▶ TASK TO CARRY OUT
Set down all of the data exactly as it appears.
::::
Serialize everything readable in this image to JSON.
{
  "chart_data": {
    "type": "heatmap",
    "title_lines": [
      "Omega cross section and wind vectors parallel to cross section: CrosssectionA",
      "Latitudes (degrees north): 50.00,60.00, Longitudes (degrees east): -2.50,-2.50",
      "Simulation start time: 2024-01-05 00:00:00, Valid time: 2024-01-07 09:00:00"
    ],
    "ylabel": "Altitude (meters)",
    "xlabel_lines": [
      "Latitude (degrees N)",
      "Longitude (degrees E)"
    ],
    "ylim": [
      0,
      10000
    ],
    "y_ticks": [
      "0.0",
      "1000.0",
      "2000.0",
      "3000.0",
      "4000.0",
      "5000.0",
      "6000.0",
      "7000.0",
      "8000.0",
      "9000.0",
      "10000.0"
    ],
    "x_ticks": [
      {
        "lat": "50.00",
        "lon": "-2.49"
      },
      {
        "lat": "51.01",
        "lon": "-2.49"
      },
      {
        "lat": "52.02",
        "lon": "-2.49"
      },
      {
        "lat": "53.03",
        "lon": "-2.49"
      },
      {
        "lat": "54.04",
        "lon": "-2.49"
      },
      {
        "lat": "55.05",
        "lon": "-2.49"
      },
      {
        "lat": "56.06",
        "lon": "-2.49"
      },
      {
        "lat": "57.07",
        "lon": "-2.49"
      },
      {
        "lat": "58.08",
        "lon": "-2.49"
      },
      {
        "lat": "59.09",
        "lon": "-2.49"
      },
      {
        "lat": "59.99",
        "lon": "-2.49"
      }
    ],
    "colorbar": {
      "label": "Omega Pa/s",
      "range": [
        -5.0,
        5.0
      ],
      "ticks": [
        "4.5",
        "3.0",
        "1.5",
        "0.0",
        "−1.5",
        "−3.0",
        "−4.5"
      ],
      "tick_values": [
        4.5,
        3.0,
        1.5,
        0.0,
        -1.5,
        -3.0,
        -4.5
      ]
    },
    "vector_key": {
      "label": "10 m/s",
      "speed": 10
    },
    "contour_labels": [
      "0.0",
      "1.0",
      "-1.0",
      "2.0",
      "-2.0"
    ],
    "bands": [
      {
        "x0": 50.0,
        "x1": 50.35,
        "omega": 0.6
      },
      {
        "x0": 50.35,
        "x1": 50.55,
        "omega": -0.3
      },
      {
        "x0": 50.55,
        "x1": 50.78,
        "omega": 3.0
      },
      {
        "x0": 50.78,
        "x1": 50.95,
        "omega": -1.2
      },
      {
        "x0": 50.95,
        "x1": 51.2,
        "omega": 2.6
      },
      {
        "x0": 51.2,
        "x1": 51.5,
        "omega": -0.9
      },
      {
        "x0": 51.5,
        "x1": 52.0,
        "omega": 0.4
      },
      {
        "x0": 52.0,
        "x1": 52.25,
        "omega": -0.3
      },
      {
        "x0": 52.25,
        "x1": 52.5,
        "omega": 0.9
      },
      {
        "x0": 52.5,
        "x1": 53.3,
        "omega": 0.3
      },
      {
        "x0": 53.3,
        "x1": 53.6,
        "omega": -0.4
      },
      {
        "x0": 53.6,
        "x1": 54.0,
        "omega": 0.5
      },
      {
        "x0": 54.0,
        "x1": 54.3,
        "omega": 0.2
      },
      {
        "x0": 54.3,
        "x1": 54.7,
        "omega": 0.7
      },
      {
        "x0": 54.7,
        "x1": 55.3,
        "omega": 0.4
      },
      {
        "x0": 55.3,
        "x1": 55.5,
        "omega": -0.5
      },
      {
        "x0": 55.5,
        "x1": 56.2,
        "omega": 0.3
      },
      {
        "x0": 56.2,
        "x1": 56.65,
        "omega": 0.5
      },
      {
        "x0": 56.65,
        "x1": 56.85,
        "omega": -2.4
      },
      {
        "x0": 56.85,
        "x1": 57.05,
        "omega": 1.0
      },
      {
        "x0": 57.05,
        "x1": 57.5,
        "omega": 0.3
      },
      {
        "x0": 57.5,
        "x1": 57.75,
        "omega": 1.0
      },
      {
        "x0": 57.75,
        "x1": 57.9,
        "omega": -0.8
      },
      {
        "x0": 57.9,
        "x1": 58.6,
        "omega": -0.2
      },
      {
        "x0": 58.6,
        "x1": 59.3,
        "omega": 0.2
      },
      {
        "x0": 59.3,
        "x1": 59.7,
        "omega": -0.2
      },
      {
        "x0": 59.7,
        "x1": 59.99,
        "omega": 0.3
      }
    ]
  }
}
::::
▶ SOLUTION TO THIS EXERCISE
Serialize everything readable in this image to JSON.
{
  "chart_data": {
    "type": "heatmap",
    "title_lines": [
      "Omega cross section and wind vectors parallel to cross section: CrosssectionA",
      "Latitudes (degrees north): 50.00,60.00, Longitudes (degrees east): -2.50,-2.50",
      "Simulation start time: 2024-01-05 00:00:00, Valid time: 2024-01-07 09:00:00"
    ],
    "ylabel": "Altitude (meters)",
    "xlabel_lines": [
      "Latitude (degrees N)",
      "Longitude (degrees E)"
    ],
    "ylim": [
      0,
      10000
    ],
    "y_ticks": [
      "0.0",
      "1000.0",
      "2000.0",
      "3000.0",
      "4000.0",
      "5000.0",
      "6000.0",
      "7000.0",
      "8000.0",
      "9000.0",
      "10000.0"
    ],
    "x_ticks": [
      {
        "lat": "50.00",
        "lon": "-2.49"
      },
      {
        "lat": "51.01",
        "lon": "-2.49"
      },
      {
        "lat": "52.02",
        "lon": "-2.49"
      },
      {
        "lat": "53.03",
        "lon": "-2.49"
      },
      {
        "lat": "54.04",
        "lon": "-2.49"
      },
      {
        "lat": "55.05",
        "lon": "-2.49"
      },
      {
        "lat": "56.06",
        "lon": "-2.49"
      },
      {
        "lat": "57.07",
        "lon": "-2.49"
      },
      {
        "lat": "58.08",
        "lon": "-2.49"
      },
      {
        "lat": "59.09",
        "lon": "-2.49"
      },
      {
        "lat": "59.99",
        "lon": "-2.49"
      }
    ],
    "colorbar": {
      "label": "Omega Pa/s",
      "range": [
        -5.0,
        5.0
      ],
      "ticks": [
        "4.5",
        "3.0",
        "1.5",
        "0.0",
        "−1.5",
        "−3.0",
        "−4.5"
      ],
      "tick_values": [
        4.5,
        3.0,
        1.5,
        0.0,
        -1.5,
        -3.0,
        -4.5
      ]
    },
    "vector_key": {
      "label": "10 m/s",
      "speed": 10
    },
    "contour_labels": [
      "0.0",
      "1.0",
      "-1.0",
      "2.0",
      "-2.0"
    ],
    "bands": [
      {
        "x0": 50.0,
        "x1": 50.35,
        "omega": 0.6
      },
      {
        "x0": 50.35,
        "x1": 50.55,
        "omega": -0.3
      },
      {
        "x0": 50.55,
        "x1": 50.78,
        "omega": 3.0
      },
      {
        "x0": 50.78,
        "x1": 50.95,
        "omega": -1.2
      },
      {
        "x0": 50.95,
        "x1": 51.2,
        "omega": 2.6
      },
      {
        "x0": 51.2,
        "x1": 51.5,
        "omega": -0.9
      },
      {
        "x0": 51.5,
        "x1": 52.0,
        "omega": 0.4
      },
      {
        "x0": 52.0,
        "x1": 52.25,
        "omega": -0.3
      },
      {
        "x0": 52.25,
        "x1": 52.5,
        "omega": 0.9
      },
      {
        "x0": 52.5,
        "x1": 53.3,
        "omega": 0.3
      },
      {
        "x0": 53.3,
        "x1": 53.6,
        "omega": -0.4
      },
      {
        "x0": 53.6,
        "x1": 54.0,
        "omega": 0.5
      },
      {
        "x0": 54.0,
        "x1": 54.3,
        "omega": 0.2
      },
      {
        "x0": 54.3,
        "x1": 54.7,
        "omega": 0.7
      },
      {
        "x0": 54.7,
        "x1": 55.3,
        "omega": 0.4
      },
      {
        "x0": 55.3,
        "x1": 55.5,
        "omega": -0.5
      },
      {
        "x0": 55.5,
        "x1": 56.2,
        "omega": 0.3
      },
      {
        "x0": 56.2,
        "x1": 56.65,
        "omega": 0.5
      },
      {
        "x0": 56.65,
        "x1": 56.85,
        "omega": -2.4
      },
      {
        "x0": 56.85,
        "x1": 57.05,
        "omega": 1.0
      },
      {
        "x0": 57.05,
        "x1": 57.5,
        "omega": 0.3
      },
      {
        "x0": 57.5,
        "x1": 57.75,
        "omega": 1.0
      },
      {
        "x0": 57.75,
        "x1": 57.9,
        "omega": -0.8
      },
      {
        "x0": 57.9,
        "x1": 58.6,
        "omega": -0.2
      },
      {
        "x0": 58.6,
        "x1": 59.3,
        "omega": 0.2
      },
      {
        "x0": 59.3,
        "x1": 59.7,
        "omega": -0.2
      },
      {
        "x0": 59.7,
        "x1": 59.99,
        "omega": 0.3
      }
    ]
  }
}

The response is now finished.